Susanna Moore’s erotic landscape and her vision of woman — as witty, passionate, betrayed, noble — suggest the temperament and artistry of a new Jean Rhys.

I’ve read Susanna Moore’s “In the Cut”, an erotic book indeed, made into an even more erotic movie with Meg Ryan and Mark Ruffalo, the Mellors of the NYPD.  But what rivets me here is not the promise of more of the kind, but the vision of woman attributed to the writer, in particular, the word “noble”. What rivets me is how strange and wonderful it sounds in relation to women.  

I think of nobility as a combination of courage, vulnerability, stoicism, self-sufficiency and the submersion of personal desires for a greater good.  And even in today’s gleefully ignoble culture, I can think of some noble and womanly examples: Hillary Clinton fighting and conceding the candidacy for the US presidential election, perhaps Queen Elizabeth II to give the literal example. But even though these and other women may display nobility, think how unlikely it would be they were described as such.  Even the Queen. Perhaps nobility as a virtue is out of vogue, or nobility as a word or a concept has fallen into disuse.  Just as likely, however, is that nobility is seen as a male characteristic, something beyond or bigger than women.

Request A: Reproduce word for word the part of the passage about Susanna Moore that starts at the words "Susanna Moore’s erotic" and ends after the words "new Jean Rhys.".
The listing that follows has no connection to the passage about Susanna Moore.

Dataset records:
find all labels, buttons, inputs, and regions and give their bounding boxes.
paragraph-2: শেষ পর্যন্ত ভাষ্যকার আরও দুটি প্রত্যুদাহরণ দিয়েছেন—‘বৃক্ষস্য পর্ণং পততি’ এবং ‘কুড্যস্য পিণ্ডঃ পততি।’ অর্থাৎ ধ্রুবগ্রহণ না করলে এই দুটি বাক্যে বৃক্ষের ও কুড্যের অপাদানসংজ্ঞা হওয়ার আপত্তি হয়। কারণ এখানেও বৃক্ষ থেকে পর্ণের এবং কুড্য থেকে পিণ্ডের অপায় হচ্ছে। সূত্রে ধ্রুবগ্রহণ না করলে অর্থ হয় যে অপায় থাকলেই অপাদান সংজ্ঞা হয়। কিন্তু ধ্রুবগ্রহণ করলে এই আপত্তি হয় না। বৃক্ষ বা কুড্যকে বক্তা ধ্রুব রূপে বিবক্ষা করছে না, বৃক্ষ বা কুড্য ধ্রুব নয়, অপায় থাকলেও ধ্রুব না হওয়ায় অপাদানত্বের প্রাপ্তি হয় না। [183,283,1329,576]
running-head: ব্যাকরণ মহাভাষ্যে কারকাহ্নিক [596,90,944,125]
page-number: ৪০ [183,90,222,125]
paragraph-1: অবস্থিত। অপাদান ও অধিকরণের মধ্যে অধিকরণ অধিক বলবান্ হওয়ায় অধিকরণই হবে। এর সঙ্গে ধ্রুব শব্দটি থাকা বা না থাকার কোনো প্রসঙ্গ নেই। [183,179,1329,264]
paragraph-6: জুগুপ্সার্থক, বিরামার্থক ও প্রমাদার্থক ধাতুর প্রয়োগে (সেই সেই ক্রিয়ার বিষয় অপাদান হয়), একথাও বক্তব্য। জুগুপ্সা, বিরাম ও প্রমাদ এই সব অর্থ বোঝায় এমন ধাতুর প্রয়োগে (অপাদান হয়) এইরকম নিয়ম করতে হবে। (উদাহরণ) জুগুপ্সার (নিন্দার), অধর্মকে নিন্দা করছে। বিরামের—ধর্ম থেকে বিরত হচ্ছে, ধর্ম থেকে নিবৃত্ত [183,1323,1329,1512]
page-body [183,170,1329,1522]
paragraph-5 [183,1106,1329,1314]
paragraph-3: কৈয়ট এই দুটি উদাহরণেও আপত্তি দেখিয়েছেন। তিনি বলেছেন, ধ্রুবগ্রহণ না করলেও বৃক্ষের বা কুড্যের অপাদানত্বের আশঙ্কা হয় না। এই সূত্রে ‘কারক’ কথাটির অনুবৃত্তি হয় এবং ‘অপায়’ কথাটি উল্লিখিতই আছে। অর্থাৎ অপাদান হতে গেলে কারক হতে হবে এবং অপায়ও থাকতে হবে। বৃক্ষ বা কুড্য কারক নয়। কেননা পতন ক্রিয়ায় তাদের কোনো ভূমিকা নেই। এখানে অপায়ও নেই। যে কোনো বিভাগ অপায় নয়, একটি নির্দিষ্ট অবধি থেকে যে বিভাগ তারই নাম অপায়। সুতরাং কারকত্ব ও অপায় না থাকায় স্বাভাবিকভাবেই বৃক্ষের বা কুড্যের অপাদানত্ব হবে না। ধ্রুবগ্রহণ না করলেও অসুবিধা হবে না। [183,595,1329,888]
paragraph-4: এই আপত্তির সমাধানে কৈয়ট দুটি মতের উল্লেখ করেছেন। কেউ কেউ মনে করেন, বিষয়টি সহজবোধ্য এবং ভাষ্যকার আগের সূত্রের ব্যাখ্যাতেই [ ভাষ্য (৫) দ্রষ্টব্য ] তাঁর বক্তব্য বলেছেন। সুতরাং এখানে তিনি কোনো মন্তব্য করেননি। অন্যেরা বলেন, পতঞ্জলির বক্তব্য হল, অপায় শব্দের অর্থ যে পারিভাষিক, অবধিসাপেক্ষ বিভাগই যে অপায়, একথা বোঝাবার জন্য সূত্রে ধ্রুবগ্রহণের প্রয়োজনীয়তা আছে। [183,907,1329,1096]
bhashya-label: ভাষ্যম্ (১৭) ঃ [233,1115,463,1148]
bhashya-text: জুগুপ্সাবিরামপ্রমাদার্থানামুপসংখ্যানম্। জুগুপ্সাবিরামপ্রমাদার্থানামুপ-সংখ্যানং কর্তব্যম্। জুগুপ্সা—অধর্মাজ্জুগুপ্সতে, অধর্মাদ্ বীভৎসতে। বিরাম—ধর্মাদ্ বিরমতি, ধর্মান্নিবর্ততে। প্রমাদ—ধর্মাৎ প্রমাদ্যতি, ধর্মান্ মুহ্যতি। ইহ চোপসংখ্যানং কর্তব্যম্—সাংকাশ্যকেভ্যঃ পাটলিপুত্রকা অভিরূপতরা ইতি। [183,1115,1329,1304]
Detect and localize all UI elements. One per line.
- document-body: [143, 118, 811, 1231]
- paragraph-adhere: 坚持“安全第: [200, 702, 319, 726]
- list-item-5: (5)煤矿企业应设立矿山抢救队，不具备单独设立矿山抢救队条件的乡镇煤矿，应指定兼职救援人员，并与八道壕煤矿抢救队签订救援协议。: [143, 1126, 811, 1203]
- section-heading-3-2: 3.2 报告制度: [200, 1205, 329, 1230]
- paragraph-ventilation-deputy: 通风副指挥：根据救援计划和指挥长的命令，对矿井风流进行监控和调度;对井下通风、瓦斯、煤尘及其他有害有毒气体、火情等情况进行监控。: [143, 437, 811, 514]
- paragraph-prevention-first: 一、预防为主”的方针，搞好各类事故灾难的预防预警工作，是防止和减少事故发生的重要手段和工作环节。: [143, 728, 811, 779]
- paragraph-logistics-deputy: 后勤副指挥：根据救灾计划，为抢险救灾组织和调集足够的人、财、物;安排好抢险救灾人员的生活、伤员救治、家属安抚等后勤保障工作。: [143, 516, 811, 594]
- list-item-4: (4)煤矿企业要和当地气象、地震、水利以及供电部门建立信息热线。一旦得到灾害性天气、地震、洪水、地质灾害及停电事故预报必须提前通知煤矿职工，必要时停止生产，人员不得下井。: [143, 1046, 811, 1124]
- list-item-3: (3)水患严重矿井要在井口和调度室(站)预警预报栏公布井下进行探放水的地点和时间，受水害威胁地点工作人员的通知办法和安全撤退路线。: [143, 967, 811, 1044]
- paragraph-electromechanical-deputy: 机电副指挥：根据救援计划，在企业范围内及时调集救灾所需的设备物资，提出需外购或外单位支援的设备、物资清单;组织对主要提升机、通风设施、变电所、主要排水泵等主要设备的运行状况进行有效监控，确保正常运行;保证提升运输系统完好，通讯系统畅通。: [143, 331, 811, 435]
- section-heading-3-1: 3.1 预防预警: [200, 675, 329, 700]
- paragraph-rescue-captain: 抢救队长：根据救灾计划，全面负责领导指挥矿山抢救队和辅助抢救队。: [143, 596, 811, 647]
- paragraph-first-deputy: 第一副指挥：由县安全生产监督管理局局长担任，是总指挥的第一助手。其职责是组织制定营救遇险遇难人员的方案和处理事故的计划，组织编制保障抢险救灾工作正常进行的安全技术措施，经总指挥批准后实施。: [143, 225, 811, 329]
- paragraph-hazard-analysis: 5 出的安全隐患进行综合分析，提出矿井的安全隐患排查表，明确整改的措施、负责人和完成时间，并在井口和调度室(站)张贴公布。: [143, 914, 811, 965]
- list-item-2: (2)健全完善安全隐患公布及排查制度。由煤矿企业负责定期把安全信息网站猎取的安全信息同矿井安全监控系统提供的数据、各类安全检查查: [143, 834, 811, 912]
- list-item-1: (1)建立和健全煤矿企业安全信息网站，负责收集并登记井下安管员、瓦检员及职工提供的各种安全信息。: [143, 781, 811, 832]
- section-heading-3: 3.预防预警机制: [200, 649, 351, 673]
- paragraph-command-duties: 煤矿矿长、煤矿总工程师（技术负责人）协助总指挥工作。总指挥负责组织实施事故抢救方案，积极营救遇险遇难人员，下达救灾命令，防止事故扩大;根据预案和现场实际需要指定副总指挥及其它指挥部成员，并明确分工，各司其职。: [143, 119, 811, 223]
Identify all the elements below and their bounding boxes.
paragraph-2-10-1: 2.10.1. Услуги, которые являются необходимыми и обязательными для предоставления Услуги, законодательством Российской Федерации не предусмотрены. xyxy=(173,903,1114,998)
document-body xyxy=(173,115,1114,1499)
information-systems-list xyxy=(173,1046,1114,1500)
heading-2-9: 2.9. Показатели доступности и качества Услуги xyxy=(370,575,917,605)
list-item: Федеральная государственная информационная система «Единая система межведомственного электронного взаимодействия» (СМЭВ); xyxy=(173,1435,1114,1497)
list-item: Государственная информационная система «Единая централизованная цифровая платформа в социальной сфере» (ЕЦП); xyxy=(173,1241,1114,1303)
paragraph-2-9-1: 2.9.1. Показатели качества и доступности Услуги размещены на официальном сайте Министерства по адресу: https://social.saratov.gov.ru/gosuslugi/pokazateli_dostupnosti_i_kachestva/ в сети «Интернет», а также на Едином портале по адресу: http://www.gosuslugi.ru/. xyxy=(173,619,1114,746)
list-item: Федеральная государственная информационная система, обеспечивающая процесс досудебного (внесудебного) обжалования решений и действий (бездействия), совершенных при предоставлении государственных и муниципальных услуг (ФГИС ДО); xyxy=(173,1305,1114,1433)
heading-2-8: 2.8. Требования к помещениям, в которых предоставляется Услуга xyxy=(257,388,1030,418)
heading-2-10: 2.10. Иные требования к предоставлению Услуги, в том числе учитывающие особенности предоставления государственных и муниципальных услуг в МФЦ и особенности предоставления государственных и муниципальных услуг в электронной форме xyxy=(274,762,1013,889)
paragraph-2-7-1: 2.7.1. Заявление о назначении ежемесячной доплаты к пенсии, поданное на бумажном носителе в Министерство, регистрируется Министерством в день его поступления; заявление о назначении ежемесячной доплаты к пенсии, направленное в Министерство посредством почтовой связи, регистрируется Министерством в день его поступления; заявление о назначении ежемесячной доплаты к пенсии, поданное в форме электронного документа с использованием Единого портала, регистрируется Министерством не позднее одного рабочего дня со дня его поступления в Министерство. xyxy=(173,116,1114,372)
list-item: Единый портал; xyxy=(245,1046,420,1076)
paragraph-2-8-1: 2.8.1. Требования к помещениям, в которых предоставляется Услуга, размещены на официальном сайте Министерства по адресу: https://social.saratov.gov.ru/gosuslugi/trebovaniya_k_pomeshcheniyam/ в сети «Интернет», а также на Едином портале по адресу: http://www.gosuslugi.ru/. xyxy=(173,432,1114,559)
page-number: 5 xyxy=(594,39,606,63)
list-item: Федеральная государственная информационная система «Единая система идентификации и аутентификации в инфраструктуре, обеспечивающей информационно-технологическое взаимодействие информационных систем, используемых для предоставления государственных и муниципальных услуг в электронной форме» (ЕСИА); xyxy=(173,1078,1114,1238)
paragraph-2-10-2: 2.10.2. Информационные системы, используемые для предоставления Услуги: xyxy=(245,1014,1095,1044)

Request B: Quote the listing from its first line through the line containing "paragraph-1: অবস্থিত। অপাদান", with both of those lines included.

Final result A:
Susanna Moore’s erotic landscape and her vision of woman — as witty, passionate, betrayed, noble — suggest the temperament and artistry of a new Jean Rhys.

Final result B:
find all labels, buttons, inputs, and regions and give their bounding boxes.
paragraph-2: শেষ পর্যন্ত ভাষ্যকার আরও দুটি প্রত্যুদাহরণ দিয়েছেন—‘বৃক্ষস্য পর্ণং পততি’ এবং ‘কুড্যস্য পিণ্ডঃ পততি।’ অর্থাৎ ধ্রুবগ্রহণ না করলে এই দুটি বাক্যে বৃক্ষের ও কুড্যের অপাদানসংজ্ঞা হওয়ার আপত্তি হয়। কারণ এখানেও বৃক্ষ থেকে পর্ণের এবং কুড্য থেকে পিণ্ডের অপায় হচ্ছে। সূত্রে ধ্রুবগ্রহণ না করলে অর্থ হয় যে অপায় থাকলেই অপাদান সংজ্ঞা হয়। কিন্তু ধ্রুবগ্রহণ করলে এই আপত্তি হয় না। বৃক্ষ বা কুড্যকে বক্তা ধ্রুব রূপে বিবক্ষা করছে না, বৃক্ষ বা কুড্য ধ্রুব নয়, অপায় থাকলেও ধ্রুব না হওয়ায় অপাদানত্বের প্রাপ্তি হয় না। [183,283,1329,576]
running-head: ব্যাকরণ মহাভাষ্যে কারকাহ্নিক [596,90,944,125]
page-number: ৪০ [183,90,222,125]
paragraph-1: অবস্থিত। অপাদান ও অধিকরণের মধ্যে অধিকরণ অধিক বলবান্ হওয়ায় অধিকরণই হবে। এর সঙ্গে ধ্রুব শব্দটি থাকা বা না থাকার কোনো প্রসঙ্গ নেই। [183,179,1329,264]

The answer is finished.